[Begin]
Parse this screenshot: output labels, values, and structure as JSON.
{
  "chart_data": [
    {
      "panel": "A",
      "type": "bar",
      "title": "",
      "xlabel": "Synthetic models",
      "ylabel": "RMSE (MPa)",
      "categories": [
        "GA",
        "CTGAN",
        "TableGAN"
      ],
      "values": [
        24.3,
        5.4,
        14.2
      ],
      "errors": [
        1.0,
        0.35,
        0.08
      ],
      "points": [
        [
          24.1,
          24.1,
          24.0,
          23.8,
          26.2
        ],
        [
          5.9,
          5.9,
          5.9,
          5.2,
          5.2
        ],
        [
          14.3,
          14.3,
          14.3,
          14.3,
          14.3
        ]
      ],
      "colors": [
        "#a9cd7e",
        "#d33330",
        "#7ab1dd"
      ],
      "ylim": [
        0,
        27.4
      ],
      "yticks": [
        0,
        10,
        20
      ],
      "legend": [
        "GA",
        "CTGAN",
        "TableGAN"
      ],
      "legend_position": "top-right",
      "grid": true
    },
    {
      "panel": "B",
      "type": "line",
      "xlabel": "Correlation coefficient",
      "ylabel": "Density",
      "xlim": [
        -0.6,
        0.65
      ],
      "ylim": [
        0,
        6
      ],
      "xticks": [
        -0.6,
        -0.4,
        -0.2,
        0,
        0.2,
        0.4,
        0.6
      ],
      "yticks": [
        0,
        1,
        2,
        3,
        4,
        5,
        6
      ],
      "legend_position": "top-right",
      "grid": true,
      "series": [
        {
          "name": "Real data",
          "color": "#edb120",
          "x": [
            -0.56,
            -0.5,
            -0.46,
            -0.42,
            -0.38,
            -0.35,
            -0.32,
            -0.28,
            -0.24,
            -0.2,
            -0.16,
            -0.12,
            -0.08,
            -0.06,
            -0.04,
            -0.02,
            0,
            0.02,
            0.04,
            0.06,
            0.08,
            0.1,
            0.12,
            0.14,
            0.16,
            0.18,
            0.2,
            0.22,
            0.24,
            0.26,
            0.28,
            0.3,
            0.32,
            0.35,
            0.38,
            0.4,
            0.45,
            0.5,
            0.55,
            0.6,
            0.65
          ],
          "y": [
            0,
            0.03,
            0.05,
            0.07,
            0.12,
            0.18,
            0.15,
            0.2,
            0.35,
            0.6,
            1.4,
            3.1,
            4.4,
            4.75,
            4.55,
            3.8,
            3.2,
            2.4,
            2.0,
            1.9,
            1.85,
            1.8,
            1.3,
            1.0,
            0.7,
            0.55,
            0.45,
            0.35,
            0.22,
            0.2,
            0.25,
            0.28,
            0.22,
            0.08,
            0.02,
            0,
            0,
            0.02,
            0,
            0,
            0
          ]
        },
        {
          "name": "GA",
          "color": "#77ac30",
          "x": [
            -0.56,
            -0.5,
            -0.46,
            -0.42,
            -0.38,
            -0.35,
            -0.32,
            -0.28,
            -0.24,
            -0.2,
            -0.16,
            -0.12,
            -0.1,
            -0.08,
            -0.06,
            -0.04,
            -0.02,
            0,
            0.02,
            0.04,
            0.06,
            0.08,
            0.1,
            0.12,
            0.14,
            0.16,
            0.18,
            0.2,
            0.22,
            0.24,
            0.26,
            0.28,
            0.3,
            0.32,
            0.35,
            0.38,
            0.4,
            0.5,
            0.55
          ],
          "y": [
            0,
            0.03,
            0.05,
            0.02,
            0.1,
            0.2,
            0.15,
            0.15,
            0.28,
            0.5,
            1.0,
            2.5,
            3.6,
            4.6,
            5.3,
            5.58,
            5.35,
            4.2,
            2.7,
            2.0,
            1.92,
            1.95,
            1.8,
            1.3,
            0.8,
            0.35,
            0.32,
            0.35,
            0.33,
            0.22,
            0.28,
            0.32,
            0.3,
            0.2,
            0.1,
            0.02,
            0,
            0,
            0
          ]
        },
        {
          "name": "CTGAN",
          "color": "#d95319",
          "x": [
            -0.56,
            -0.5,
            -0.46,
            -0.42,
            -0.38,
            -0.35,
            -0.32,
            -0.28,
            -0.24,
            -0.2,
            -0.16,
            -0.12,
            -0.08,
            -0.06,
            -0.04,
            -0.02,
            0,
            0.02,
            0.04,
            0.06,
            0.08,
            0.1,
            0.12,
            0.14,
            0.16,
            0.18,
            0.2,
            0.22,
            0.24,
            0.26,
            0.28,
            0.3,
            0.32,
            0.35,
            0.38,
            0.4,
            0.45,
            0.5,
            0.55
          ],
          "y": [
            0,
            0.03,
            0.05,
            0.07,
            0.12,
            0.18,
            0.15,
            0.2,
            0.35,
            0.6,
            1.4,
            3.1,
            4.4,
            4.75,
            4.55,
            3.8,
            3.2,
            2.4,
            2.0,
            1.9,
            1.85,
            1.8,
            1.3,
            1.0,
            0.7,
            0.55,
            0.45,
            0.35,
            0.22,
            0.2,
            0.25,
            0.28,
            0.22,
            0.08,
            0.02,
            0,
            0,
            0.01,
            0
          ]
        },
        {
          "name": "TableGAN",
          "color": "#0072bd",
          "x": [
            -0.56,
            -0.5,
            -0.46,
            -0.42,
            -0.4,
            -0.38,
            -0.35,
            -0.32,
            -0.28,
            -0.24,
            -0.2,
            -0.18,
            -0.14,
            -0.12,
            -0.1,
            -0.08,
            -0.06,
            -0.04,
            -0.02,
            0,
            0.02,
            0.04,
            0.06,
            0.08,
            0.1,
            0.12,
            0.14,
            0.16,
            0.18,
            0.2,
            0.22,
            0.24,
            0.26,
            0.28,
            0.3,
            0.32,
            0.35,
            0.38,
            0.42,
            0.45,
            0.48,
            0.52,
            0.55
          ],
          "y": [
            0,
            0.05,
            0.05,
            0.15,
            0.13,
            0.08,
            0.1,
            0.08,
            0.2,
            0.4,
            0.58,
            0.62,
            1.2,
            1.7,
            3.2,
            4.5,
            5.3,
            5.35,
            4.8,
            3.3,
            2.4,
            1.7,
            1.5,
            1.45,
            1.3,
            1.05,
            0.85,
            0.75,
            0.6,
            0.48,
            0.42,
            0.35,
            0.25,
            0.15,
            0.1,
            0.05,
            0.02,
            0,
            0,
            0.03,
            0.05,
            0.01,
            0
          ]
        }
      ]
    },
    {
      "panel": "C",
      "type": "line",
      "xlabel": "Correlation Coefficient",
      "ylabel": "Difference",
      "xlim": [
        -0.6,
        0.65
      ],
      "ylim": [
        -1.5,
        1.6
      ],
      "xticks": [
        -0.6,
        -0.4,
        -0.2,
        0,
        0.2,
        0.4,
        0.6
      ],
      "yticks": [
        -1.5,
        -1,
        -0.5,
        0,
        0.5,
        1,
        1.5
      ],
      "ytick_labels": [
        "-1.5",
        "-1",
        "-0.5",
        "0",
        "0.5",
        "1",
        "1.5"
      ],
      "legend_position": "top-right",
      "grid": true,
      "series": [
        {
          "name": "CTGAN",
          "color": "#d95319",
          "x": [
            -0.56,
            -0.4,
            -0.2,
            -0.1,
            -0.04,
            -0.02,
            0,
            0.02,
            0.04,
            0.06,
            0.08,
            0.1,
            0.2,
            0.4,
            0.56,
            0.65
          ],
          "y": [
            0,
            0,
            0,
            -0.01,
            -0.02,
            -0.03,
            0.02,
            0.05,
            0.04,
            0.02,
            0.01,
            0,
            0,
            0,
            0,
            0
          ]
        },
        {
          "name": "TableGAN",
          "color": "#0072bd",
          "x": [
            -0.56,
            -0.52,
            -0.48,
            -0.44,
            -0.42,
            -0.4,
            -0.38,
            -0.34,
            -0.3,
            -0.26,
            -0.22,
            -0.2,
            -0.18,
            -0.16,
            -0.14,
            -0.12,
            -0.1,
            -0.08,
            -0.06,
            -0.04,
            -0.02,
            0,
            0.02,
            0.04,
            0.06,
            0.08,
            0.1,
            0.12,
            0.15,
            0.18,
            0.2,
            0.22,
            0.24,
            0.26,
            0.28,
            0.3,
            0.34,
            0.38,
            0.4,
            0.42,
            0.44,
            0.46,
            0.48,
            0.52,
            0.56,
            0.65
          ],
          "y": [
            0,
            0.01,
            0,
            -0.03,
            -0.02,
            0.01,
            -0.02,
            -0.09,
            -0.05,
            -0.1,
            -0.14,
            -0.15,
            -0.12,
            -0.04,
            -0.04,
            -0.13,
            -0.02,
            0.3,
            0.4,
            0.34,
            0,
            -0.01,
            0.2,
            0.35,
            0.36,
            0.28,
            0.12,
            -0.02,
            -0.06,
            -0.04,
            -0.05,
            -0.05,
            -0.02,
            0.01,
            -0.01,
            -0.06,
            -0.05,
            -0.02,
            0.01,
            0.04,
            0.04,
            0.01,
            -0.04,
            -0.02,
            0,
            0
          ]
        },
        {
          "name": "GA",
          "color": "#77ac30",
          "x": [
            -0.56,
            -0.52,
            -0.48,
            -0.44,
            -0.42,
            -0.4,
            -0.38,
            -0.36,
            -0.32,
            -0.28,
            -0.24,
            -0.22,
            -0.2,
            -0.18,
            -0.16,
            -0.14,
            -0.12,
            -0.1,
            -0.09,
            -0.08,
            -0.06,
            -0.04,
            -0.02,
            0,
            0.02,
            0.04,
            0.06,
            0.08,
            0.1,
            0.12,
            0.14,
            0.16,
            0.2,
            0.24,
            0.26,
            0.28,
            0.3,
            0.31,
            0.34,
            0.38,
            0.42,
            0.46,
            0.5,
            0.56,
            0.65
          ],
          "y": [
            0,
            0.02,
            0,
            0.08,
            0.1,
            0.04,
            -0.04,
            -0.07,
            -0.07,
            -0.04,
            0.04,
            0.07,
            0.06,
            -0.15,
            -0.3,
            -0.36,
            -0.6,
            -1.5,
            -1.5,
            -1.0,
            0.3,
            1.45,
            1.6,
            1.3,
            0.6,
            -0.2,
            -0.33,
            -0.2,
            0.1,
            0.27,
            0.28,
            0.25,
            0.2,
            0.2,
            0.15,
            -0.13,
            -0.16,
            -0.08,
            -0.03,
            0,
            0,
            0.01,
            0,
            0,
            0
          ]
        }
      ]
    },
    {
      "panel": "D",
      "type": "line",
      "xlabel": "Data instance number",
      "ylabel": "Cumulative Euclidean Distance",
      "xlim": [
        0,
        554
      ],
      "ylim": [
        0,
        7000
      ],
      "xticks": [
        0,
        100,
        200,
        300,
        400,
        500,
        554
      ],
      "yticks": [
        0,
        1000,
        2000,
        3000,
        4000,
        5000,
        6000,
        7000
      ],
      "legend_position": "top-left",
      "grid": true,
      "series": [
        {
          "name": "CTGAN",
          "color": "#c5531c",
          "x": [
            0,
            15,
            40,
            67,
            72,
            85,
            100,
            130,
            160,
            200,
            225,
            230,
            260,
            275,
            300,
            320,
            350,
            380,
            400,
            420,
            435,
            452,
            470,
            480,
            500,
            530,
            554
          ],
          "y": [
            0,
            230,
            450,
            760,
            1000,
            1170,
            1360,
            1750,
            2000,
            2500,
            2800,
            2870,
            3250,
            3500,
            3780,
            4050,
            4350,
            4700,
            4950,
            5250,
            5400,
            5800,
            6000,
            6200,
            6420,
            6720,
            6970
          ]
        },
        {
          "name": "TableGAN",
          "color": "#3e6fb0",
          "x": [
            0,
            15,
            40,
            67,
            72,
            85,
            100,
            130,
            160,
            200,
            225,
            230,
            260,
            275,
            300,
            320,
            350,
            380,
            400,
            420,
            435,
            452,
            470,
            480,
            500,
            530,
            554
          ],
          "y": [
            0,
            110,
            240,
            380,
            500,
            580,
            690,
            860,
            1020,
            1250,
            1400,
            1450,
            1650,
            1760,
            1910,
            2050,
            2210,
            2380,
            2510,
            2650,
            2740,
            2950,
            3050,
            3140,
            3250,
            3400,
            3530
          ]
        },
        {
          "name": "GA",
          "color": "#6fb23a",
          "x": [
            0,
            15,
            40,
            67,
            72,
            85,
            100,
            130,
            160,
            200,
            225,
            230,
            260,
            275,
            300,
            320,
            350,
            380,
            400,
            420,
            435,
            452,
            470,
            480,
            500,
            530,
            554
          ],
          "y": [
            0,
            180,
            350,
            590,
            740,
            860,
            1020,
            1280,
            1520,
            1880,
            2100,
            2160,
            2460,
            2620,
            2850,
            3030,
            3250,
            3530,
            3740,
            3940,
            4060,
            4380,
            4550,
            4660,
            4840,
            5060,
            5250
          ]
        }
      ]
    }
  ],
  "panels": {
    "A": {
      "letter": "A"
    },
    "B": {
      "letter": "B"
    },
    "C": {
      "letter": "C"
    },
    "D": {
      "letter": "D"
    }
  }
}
[End]
▸ THE PROBLEM:
Every line above that contains the word "Correlation" should be reported.

▸ COMPLETED EXERCISE:
      "xlabel": "Correlation coefficient",
      "xlabel": "Correlation Coefficient",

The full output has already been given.